-- Start DATA EXCERPTS --
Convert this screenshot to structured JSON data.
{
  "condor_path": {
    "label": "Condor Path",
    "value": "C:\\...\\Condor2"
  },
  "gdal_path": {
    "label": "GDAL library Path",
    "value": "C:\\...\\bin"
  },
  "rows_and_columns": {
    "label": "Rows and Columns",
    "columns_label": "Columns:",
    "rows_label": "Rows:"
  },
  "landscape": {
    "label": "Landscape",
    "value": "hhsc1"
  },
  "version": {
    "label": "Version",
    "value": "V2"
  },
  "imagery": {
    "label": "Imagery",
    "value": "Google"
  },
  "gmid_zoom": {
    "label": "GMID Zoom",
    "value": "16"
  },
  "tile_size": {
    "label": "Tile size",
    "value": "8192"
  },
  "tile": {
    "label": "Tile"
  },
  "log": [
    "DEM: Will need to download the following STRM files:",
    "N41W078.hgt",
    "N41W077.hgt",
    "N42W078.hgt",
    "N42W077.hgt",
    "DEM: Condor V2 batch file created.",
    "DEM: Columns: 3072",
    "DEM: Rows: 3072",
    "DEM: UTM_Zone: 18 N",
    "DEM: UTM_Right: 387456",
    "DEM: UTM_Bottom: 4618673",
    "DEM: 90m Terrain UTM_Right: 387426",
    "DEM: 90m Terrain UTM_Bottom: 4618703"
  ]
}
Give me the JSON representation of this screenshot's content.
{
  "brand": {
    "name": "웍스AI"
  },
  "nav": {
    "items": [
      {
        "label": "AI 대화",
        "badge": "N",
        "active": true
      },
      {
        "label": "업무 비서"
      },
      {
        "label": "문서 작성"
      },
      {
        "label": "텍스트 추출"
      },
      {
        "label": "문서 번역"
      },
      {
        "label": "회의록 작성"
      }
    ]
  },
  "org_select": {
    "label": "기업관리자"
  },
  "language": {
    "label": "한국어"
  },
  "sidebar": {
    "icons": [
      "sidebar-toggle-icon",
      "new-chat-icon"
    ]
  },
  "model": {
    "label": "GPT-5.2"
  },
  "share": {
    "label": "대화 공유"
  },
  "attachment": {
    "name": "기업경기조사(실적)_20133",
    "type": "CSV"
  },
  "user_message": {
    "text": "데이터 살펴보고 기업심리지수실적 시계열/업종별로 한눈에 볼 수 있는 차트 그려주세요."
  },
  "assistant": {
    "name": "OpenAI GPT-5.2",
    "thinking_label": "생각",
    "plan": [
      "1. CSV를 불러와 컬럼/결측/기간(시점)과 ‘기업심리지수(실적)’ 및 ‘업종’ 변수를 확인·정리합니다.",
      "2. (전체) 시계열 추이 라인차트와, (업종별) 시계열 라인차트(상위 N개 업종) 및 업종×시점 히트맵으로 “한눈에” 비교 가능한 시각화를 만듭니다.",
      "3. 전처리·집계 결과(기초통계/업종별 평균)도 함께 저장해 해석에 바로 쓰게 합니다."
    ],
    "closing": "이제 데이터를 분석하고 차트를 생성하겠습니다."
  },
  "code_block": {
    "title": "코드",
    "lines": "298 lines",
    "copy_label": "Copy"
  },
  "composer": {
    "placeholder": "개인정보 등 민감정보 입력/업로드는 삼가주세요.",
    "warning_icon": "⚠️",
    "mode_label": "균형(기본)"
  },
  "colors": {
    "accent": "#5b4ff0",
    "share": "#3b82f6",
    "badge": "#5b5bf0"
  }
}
-- End DATA EXCERPTS --
GOAL
Using the listing above, retype each line exactly.

WRITTEN RESPONSE
Convert this screenshot to structured JSON data.
{
  "condor_path": {
    "label": "Condor Path",
    "value": "C:\\...\\Condor2"
  },
  "gdal_path": {
    "label": "GDAL library Path",
    "value": "C:\\...\\bin"
  },
  "rows_and_columns": {
    "label": "Rows and Columns",
    "columns_label": "Columns:",
    "rows_label": "Rows:"
  },
  "landscape": {
    "label": "Landscape",
    "value": "hhsc1"
  },
  "version": {
    "label": "Version",
    "value": "V2"
  },
  "imagery": {
    "label": "Imagery",
    "value": "Google"
  },
  "gmid_zoom": {
    "label": "GMID Zoom",
    "value": "16"
  },
  "tile_size": {
    "label": "Tile size",
    "value": "8192"
  },
  "tile": {
    "label": "Tile"
  },
  "log": [
    "DEM: Will need to download the following STRM files:",
    "N41W078.hgt",
    "N41W077.hgt",
    "N42W078.hgt",
    "N42W077.hgt",
    "DEM: Condor V2 batch file created.",
    "DEM: Columns: 3072",
    "DEM: Rows: 3072",
    "DEM: UTM_Zone: 18 N",
    "DEM: UTM_Right: 387456",
    "DEM: UTM_Bottom: 4618673",
    "DEM: 90m Terrain UTM_Right: 387426",
    "DEM: 90m Terrain UTM_Bottom: 4618703"
  ]
}
Give me the JSON representation of this screenshot's content.
{
  "brand": {
    "name": "웍스AI"
  },
  "nav": {
    "items": [
      {
        "label": "AI 대화",
        "badge": "N",
        "active": true
      },
      {
        "label": "업무 비서"
      },
      {
        "label": "문서 작성"
      },
      {
        "label": "텍스트 추출"
      },
      {
        "label": "문서 번역"
      },
      {
        "label": "회의록 작성"
      }
    ]
  },
  "org_select": {
    "label": "기업관리자"
  },
  "language": {
    "label": "한국어"
  },
  "sidebar": {
    "icons": [
      "sidebar-toggle-icon",
      "new-chat-icon"
    ]
  },
  "model": {
    "label": "GPT-5.2"
  },
  "share": {
    "label": "대화 공유"
  },
  "attachment": {
    "name": "기업경기조사(실적)_20133",
    "type": "CSV"
  },
  "user_message": {
    "text": "데이터 살펴보고 기업심리지수실적 시계열/업종별로 한눈에 볼 수 있는 차트 그려주세요."
  },
  "assistant": {
    "name": "OpenAI GPT-5.2",
    "thinking_label": "생각",
    "plan": [
      "1. CSV를 불러와 컬럼/결측/기간(시점)과 ‘기업심리지수(실적)’ 및 ‘업종’ 변수를 확인·정리합니다.",
      "2. (전체) 시계열 추이 라인차트와, (업종별) 시계열 라인차트(상위 N개 업종) 및 업종×시점 히트맵으로 “한눈에” 비교 가능한 시각화를 만듭니다.",
      "3. 전처리·집계 결과(기초통계/업종별 평균)도 함께 저장해 해석에 바로 쓰게 합니다."
    ],
    "closing": "이제 데이터를 분석하고 차트를 생성하겠습니다."
  },
  "code_block": {
    "title": "코드",
    "lines": "298 lines",
    "copy_label": "Copy"
  },
  "composer": {
    "placeholder": "개인정보 등 민감정보 입력/업로드는 삼가주세요.",
    "warning_icon": "⚠️",
    "mode_label": "균형(기본)"
  },
  "colors": {
    "accent": "#5b4ff0",
    "share": "#3b82f6",
    "badge": "#5b5bf0"
  }
}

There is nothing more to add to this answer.